-- Extracted text follows --

TERF2 binds directly to the DNA sequence, forming a T-loop structure. Therefore, TERF2 plays a role in inducing loop formation by folding the 3’ TTAGGG sequence back into the duplex sequence. When removed, degradation of telomeric 3’ overhangs can be observed. However, this requires the work of excision repair exonuclease ERCC1/XPF so inhibition of TERF2 alone may not necessarily lead to immediate shortening. Upon deletion of TERF2, there is co-localization with TERF1 with the association of DNA damage response factors. Under regular cell conditions, TERF2 is known to suppress the ATM pathway, however, the mechanisms of which, are currently unclear.

== Interactions ==

=== Shelterin complex subunits ===

TERF1 and TERF2 have particular roles known to be associated with other subunits within the shelterin complex. They interact with TIN2 to recruit TPP1 binding by allowing TIN2 to form a bridge. As a result, a cascade of interactions follows by recruiting POT1 and RAP1 and the shelterin complex is complete to protect and regulate the telomeric ends.

TERF2 requires stabilization for proper functioning through the interaction of TERF1 and TIN2. This suggests that a deficiency in either of the three former proteins will lead to a dysfunctional cell. Despite being a negative regulator of telomerase, there are currently no known effects of TRFs on expression of telomerase.

=== Damage response factors ===

When TERF2 is absent or non-functioning, ATM kinase is activated at chromosome ends to trigger a DNA damage response, similar to a response to a double-stranded break. This will then recruit damage response factors such as H2AFX and 53BP1 when telomeres are shortened and deprotected. Upon activation of ATM kinase, p53 is triggered to induce cell cycle arrest and initiate apoptosis. As well, damage detection will mediate non-homologous end joining (NHEJ), producing an end-to-end fusion of double-stranded breaks. However, it is not yet known how telomeres can detect the presence of damage.

=== NER pathway ===

TERF2 also has implications in the nucleotide excision repair (NER) pathway based on experiments on K5-Terf2 mice. It is suggested that individuals with critically short telomeres are more prone to skin cancer via UV-exposure. As a result, TERF2, with roles in telomere-length controls, may affect UV-damage repair. For example, XPF nuclease, a component of NER, localizes to telomeres when the damage repair response is triggered. The presence of TERF2 then initiates XPF activity leading to the excision of telomeric ends causing a reduction in length.

== Clinical implications ==

=== Skin tumours ===

TERF2 may play a role in cancers as their expression has been shown to increase in human tumours. A study of tumours performed on mice induced overexpression of TERF2 in the skin. When exposed to light, notable observations showed hyperpigmentation and skin tumour similar to human syndrome xeroderma pigmentosum. They found significantly shortened telomeres with increased instability of the overall chromosome when analyzing cells. Telomere shortening was attributed to XPF, an excision repair nuclease, with link to TERF2 causing genomic instability.

=== Oral cancer ===

Oral cancer also has a link to telomere-binding proteins, with TERF2 in particular. The overexpression of TERF2 has been a notable similarity across patients with oral malignancies in humans. Similar to UV-damaged cells, there was an overall genomic instability leading to uncapping of the telomeric ends. The imbalance of TERF2 and telomerase have significant implications in cancer-inducing mechanisms. By targeting the telomere-binding proteins which serve to protect the ends, it may prove fruitful in future drug therapy.

-- Extracted text concluded --

__Task item 1__:
Write out the part of the TERF2 text between "TERF2 binds directly" and "are currently unclear.", inclusive.
__Task item 2__:
Name every protein mentioned in the paragraph of the TERF2 text that begins "TERF1 and TERF2 have particular roles".
The listing has no connection to the TERF2 text.

-- Supplied entries follows --

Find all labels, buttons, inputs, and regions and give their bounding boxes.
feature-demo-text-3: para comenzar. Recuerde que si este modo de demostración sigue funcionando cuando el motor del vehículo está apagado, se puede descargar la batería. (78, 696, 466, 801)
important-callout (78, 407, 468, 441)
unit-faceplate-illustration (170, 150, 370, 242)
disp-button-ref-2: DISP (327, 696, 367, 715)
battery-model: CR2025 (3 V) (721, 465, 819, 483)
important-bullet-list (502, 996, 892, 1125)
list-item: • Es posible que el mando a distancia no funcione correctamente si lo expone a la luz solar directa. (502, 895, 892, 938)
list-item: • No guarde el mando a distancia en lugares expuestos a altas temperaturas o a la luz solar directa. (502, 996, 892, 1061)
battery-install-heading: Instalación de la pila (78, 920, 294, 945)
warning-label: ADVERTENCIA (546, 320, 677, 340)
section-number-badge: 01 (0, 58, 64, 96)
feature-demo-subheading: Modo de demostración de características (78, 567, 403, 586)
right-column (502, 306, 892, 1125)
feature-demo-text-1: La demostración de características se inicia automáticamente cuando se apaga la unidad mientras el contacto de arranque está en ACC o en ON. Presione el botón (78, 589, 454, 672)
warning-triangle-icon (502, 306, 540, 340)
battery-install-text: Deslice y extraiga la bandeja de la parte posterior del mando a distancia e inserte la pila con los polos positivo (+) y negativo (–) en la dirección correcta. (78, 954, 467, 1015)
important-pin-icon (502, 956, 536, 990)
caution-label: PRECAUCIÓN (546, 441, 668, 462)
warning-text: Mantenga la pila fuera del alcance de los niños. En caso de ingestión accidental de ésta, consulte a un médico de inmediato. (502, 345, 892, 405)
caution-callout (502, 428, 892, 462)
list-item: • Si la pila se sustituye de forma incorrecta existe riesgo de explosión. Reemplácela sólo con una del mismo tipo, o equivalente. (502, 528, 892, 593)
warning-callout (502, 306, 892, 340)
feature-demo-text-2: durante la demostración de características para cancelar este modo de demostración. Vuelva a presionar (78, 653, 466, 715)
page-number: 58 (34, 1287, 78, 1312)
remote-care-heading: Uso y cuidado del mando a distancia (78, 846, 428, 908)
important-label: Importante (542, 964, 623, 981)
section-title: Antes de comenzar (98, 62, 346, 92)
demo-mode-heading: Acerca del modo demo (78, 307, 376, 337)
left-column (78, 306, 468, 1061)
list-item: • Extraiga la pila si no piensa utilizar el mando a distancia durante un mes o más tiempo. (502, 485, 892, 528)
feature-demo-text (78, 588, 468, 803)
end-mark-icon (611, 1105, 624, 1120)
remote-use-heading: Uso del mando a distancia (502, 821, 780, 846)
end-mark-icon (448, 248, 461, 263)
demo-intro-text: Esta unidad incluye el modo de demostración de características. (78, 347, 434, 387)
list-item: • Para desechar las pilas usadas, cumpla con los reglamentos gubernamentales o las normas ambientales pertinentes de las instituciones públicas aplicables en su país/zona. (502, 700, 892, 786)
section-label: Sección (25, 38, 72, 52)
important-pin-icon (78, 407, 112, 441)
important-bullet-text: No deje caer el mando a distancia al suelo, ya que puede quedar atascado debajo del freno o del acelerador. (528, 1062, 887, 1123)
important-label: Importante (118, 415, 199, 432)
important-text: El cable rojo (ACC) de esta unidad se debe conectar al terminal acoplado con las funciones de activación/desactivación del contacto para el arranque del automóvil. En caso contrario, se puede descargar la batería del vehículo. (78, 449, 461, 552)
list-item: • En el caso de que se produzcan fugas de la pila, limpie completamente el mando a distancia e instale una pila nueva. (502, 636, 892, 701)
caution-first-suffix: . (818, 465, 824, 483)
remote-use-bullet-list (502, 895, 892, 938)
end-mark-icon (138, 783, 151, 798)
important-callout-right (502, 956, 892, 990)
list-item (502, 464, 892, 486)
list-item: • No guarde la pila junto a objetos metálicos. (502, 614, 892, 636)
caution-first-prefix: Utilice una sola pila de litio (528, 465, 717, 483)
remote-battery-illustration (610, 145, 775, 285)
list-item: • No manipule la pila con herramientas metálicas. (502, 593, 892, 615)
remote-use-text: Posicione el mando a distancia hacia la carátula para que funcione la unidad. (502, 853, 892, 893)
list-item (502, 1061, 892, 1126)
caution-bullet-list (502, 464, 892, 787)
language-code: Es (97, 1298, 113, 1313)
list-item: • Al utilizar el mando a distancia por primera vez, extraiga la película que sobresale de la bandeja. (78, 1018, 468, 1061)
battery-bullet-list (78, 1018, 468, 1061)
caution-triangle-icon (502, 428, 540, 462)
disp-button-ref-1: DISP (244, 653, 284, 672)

-- Supplied entries concluded --

__Task solution 1__:
TERF2 binds directly to the DNA sequence, forming a T-loop structure. Therefore, TERF2 plays a role in inducing loop formation by folding the 3’ TTAGGG sequence back into the duplex sequence. When removed, degradation of telomeric 3’ overhangs can be observed. However, this requires the work of excision repair exonuclease ERCC1/XPF so inhibition of TERF2 alone may not necessarily lead to immediate shortening. Upon deletion of TERF2, there is co-localization with TERF1 with the association of DNA damage response factors. Under regular cell conditions, TERF2 is known to suppress the ATM pathway, however, the mechanisms of which, are currently unclear.

__Task solution 2__:
TERF1, TERF2, TIN2, TPP1, POT1, RAP1